*Dataset rows*
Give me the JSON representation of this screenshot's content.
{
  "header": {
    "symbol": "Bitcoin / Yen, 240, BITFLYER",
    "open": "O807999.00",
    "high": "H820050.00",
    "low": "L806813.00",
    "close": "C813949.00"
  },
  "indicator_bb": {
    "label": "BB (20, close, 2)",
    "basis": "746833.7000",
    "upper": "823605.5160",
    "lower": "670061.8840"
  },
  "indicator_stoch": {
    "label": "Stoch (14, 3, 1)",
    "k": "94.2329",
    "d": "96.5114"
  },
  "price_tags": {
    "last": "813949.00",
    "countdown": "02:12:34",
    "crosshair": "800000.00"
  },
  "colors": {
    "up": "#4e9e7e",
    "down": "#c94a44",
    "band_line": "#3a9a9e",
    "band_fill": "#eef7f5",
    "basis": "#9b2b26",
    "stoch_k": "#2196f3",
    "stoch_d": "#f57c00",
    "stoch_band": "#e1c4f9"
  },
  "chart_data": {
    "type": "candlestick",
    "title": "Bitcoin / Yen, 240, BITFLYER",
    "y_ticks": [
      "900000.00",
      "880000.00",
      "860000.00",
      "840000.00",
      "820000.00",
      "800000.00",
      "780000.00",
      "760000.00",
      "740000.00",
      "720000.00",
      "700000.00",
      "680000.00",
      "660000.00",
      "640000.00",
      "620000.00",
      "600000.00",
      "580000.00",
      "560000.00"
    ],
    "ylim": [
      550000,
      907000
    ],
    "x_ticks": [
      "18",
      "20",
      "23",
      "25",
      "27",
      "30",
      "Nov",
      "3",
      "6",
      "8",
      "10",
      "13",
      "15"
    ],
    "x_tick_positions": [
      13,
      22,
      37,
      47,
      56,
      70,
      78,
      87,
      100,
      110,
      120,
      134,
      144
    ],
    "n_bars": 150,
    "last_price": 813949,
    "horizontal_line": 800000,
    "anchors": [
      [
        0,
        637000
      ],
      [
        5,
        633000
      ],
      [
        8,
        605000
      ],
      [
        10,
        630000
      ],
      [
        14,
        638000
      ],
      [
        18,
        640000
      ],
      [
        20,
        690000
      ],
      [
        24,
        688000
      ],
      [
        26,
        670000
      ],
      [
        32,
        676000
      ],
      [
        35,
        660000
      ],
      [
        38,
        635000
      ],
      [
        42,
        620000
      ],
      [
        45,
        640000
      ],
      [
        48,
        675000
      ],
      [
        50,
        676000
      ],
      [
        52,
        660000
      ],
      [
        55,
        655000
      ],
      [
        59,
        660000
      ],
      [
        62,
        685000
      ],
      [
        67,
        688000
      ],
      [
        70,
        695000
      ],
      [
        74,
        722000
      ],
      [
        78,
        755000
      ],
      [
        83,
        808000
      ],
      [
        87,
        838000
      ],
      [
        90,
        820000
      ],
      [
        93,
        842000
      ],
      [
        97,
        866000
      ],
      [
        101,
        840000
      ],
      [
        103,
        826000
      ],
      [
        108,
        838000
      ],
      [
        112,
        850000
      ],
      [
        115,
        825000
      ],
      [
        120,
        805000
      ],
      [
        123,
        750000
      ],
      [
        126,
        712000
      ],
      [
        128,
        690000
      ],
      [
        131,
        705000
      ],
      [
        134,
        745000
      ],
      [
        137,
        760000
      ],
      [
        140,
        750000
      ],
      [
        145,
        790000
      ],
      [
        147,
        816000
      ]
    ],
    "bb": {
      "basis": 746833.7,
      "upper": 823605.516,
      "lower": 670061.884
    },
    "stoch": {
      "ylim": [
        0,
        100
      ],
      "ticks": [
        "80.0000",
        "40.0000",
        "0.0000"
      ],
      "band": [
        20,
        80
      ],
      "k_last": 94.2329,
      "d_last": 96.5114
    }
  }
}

*What is expected*
From the listing above, extract all records word for word.

*Solution below*
Give me the JSON representation of this screenshot's content.
{
  "header": {
    "symbol": "Bitcoin / Yen, 240, BITFLYER",
    "open": "O807999.00",
    "high": "H820050.00",
    "low": "L806813.00",
    "close": "C813949.00"
  },
  "indicator_bb": {
    "label": "BB (20, close, 2)",
    "basis": "746833.7000",
    "upper": "823605.5160",
    "lower": "670061.8840"
  },
  "indicator_stoch": {
    "label": "Stoch (14, 3, 1)",
    "k": "94.2329",
    "d": "96.5114"
  },
  "price_tags": {
    "last": "813949.00",
    "countdown": "02:12:34",
    "crosshair": "800000.00"
  },
  "colors": {
    "up": "#4e9e7e",
    "down": "#c94a44",
    "band_line": "#3a9a9e",
    "band_fill": "#eef7f5",
    "basis": "#9b2b26",
    "stoch_k": "#2196f3",
    "stoch_d": "#f57c00",
    "stoch_band": "#e1c4f9"
  },
  "chart_data": {
    "type": "candlestick",
    "title": "Bitcoin / Yen, 240, BITFLYER",
    "y_ticks": [
      "900000.00",
      "880000.00",
      "860000.00",
      "840000.00",
      "820000.00",
      "800000.00",
      "780000.00",
      "760000.00",
      "740000.00",
      "720000.00",
      "700000.00",
      "680000.00",
      "660000.00",
      "640000.00",
      "620000.00",
      "600000.00",
      "580000.00",
      "560000.00"
    ],
    "ylim": [
      550000,
      907000
    ],
    "x_ticks": [
      "18",
      "20",
      "23",
      "25",
      "27",
      "30",
      "Nov",
      "3",
      "6",
      "8",
      "10",
      "13",
      "15"
    ],
    "x_tick_positions": [
      13,
      22,
      37,
      47,
      56,
      70,
      78,
      87,
      100,
      110,
      120,
      134,
      144
    ],
    "n_bars": 150,
    "last_price": 813949,
    "horizontal_line": 800000,
    "anchors": [
      [
        0,
        637000
      ],
      [
        5,
        633000
      ],
      [
        8,
        605000
      ],
      [
        10,
        630000
      ],
      [
        14,
        638000
      ],
      [
        18,
        640000
      ],
      [
        20,
        690000
      ],
      [
        24,
        688000
      ],
      [
        26,
        670000
      ],
      [
        32,
        676000
      ],
      [
        35,
        660000
      ],
      [
        38,
        635000
      ],
      [
        42,
        620000
      ],
      [
        45,
        640000
      ],
      [
        48,
        675000
      ],
      [
        50,
        676000
      ],
      [
        52,
        660000
      ],
      [
        55,
        655000
      ],
      [
        59,
        660000
      ],
      [
        62,
        685000
      ],
      [
        67,
        688000
      ],
      [
        70,
        695000
      ],
      [
        74,
        722000
      ],
      [
        78,
        755000
      ],
      [
        83,
        808000
      ],
      [
        87,
        838000
      ],
      [
        90,
        820000
      ],
      [
        93,
        842000
      ],
      [
        97,
        866000
      ],
      [
        101,
        840000
      ],
      [
        103,
        826000
      ],
      [
        108,
        838000
      ],
      [
        112,
        850000
      ],
      [
        115,
        825000
      ],
      [
        120,
        805000
      ],
      [
        123,
        750000
      ],
      [
        126,
        712000
      ],
      [
        128,
        690000
      ],
      [
        131,
        705000
      ],
      [
        134,
        745000
      ],
      [
        137,
        760000
      ],
      [
        140,
        750000
      ],
      [
        145,
        790000
      ],
      [
        147,
        816000
      ]
    ],
    "bb": {
      "basis": 746833.7,
      "upper": 823605.516,
      "lower": 670061.884
    },
    "stoch": {
      "ylim": [
        0,
        100
      ],
      "ticks": [
        "80.0000",
        "40.0000",
        "0.0000"
      ],
      "band": [
        20,
        80
      ],
      "k_last": 94.2329,
      "d_last": 96.5114
    }
  }
}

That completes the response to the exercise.